Examine the records and identify each line that includes the string "thông". Copy those lines.

Data entries
** Start **
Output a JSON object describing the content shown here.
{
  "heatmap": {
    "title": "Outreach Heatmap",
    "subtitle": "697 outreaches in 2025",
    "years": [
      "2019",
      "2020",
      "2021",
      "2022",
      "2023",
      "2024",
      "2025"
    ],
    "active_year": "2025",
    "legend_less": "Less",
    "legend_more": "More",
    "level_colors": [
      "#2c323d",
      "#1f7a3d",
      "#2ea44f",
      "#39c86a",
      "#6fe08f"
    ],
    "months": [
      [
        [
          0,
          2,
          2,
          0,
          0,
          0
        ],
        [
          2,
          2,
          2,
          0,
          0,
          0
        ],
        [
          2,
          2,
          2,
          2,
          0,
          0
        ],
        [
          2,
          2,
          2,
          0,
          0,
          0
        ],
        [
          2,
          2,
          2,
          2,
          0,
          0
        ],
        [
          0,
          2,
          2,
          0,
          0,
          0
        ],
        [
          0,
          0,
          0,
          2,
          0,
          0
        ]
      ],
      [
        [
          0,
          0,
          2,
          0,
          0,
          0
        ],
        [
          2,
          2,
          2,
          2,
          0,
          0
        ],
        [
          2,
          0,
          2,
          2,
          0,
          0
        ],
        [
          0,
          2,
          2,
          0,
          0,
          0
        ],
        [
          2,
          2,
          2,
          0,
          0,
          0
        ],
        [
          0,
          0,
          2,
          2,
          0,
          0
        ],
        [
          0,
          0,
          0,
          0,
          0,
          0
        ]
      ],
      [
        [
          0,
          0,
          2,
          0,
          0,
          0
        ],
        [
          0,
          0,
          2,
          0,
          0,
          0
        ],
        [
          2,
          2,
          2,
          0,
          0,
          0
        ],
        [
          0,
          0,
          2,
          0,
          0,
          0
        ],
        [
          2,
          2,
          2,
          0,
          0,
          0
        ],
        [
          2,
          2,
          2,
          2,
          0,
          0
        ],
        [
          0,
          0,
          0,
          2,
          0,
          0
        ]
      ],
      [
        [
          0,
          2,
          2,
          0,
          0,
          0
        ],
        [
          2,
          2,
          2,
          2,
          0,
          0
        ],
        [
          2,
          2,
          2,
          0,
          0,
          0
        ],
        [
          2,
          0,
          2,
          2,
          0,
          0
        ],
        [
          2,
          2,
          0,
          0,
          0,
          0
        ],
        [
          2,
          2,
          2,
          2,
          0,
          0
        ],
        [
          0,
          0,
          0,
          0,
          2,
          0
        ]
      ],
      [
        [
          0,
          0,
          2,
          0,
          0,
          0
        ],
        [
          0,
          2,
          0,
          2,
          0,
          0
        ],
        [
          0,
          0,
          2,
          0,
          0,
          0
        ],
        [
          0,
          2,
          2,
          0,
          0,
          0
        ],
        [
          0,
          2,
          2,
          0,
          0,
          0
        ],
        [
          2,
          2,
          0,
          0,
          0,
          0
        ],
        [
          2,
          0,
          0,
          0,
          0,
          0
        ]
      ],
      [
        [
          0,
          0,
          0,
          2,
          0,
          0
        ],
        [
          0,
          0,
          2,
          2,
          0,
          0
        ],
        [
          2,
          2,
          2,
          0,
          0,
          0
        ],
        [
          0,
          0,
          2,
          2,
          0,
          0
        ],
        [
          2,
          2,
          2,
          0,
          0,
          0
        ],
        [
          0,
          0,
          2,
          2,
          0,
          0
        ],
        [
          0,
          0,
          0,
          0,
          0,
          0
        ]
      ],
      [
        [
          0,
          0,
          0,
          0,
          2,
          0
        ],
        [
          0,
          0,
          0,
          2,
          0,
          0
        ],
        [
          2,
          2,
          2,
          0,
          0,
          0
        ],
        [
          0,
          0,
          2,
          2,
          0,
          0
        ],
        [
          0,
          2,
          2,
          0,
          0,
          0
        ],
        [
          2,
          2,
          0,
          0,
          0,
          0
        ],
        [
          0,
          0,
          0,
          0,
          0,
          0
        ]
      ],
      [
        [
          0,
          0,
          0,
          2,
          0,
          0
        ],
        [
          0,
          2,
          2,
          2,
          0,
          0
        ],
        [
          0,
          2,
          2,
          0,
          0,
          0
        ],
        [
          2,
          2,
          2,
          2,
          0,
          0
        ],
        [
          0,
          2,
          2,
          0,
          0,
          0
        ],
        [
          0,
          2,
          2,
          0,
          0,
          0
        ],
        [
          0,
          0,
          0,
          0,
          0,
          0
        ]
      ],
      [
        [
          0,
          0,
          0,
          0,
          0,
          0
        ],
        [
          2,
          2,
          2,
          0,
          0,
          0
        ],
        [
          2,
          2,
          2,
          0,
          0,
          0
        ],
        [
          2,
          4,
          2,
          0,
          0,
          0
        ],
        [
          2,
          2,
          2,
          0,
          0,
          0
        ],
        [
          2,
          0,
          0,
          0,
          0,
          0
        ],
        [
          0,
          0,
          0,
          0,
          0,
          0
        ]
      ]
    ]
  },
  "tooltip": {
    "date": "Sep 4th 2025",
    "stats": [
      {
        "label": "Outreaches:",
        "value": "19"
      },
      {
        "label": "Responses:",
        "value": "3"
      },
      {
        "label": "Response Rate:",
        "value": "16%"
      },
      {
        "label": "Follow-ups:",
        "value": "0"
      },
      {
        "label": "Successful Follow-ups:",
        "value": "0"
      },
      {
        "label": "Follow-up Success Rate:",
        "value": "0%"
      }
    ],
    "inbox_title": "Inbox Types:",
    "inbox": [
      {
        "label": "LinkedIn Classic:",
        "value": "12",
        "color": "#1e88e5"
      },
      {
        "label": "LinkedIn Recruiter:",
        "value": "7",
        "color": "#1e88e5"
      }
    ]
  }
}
** End **
** Start **
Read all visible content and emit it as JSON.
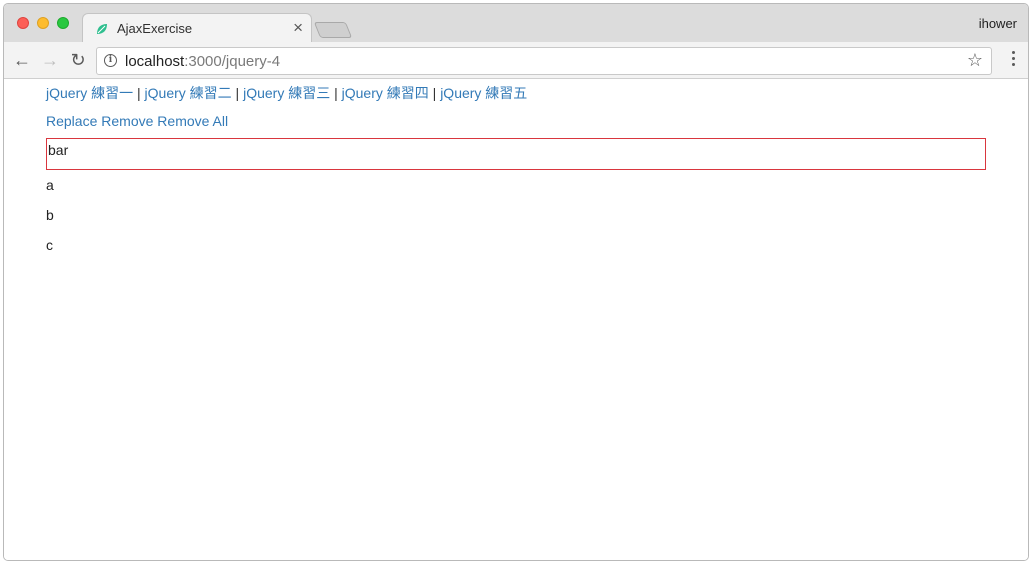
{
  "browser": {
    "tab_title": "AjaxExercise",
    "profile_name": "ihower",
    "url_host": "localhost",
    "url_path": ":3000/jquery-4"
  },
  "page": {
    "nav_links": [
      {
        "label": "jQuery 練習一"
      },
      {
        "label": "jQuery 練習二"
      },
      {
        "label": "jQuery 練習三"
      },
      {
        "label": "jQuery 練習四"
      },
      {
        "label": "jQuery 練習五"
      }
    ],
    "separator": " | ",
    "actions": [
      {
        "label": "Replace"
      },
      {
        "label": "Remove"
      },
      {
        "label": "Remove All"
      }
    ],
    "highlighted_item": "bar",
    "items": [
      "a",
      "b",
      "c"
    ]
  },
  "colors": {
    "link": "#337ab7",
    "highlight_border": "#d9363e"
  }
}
** End **
** Start **
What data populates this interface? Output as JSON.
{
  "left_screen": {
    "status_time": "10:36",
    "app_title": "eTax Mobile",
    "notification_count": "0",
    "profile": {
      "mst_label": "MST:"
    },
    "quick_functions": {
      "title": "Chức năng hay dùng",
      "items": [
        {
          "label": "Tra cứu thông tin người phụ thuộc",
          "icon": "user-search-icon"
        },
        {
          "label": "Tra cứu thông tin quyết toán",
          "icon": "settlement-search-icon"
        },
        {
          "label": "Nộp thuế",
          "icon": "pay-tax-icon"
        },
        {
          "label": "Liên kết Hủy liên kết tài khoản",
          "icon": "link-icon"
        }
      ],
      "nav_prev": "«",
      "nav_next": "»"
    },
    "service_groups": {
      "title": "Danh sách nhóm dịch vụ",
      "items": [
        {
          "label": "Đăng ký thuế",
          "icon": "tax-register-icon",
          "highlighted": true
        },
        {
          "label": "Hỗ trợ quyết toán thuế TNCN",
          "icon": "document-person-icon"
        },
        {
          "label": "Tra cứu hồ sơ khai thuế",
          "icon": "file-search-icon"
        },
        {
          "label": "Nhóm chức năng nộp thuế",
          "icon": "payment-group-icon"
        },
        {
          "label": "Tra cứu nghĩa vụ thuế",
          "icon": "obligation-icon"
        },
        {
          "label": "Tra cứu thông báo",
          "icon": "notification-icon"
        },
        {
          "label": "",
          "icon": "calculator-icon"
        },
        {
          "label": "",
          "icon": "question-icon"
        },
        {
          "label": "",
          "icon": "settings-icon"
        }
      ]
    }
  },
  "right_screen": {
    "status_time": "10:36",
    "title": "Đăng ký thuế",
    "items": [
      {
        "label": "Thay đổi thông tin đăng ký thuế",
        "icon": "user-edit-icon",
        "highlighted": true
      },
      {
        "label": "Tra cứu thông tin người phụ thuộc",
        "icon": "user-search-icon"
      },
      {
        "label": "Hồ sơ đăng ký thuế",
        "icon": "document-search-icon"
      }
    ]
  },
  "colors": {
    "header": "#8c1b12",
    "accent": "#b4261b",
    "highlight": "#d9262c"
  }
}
** End **
Expected output:
          "label": "Tra cứu thông tin người phụ thuộc",
          "label": "Tra cứu thông tin quyết toán",
          "label": "Tra cứu thông báo",
        "label": "Thay đổi thông tin đăng ký thuế",
        "label": "Tra cứu thông tin người phụ thuộc",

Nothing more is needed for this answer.